- _EXERCISE PROMPT_
Scan the listing below and copy every line holding "school".

- _MATERIAL_
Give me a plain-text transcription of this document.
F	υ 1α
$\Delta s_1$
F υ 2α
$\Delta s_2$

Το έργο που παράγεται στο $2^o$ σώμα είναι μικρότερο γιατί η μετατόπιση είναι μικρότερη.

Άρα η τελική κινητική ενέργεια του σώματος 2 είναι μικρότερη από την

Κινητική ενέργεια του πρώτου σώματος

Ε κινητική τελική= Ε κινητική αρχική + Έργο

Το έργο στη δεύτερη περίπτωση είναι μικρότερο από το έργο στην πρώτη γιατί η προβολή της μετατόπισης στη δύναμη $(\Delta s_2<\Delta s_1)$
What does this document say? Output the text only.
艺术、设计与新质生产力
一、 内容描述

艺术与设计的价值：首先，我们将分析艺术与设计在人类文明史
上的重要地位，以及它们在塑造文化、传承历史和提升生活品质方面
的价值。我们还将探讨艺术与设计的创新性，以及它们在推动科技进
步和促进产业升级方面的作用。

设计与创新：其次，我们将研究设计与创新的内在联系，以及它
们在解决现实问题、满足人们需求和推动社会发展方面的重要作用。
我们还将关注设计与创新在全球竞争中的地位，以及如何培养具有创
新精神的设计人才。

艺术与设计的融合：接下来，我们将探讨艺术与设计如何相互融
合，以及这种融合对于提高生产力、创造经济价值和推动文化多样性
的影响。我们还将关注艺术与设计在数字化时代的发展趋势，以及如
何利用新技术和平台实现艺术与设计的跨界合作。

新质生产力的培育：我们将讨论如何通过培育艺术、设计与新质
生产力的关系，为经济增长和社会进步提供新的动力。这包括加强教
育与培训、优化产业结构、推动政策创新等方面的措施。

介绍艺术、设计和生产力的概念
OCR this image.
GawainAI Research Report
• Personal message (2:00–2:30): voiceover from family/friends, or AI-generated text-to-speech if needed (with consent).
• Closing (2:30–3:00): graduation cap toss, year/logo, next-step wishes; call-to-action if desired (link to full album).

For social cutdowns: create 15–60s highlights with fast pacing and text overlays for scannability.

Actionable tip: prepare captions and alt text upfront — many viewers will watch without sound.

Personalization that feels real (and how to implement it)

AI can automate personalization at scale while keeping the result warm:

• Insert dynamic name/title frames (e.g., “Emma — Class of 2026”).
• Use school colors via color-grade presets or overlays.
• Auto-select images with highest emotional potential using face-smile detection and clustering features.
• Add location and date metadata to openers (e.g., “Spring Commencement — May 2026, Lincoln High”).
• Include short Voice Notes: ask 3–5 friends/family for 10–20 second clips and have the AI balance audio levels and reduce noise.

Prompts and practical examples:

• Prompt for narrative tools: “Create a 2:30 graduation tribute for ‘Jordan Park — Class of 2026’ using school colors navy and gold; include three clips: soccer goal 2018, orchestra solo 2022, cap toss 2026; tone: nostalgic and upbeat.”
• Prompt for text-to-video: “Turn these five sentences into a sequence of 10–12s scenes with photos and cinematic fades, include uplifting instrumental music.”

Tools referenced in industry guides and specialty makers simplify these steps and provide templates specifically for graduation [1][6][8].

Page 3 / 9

- _TASK SOLUTION_
• Use school colors via color-grade presets or overlays.
• Prompt for narrative tools: “Create a 2:30 graduation tribute for ‘Jordan Park — Class of 2026’ using school colors navy and gold; include three clips: soccer goal 2018, orchestra solo 2022, cap toss 2026; tone: nostalgic and upbeat.”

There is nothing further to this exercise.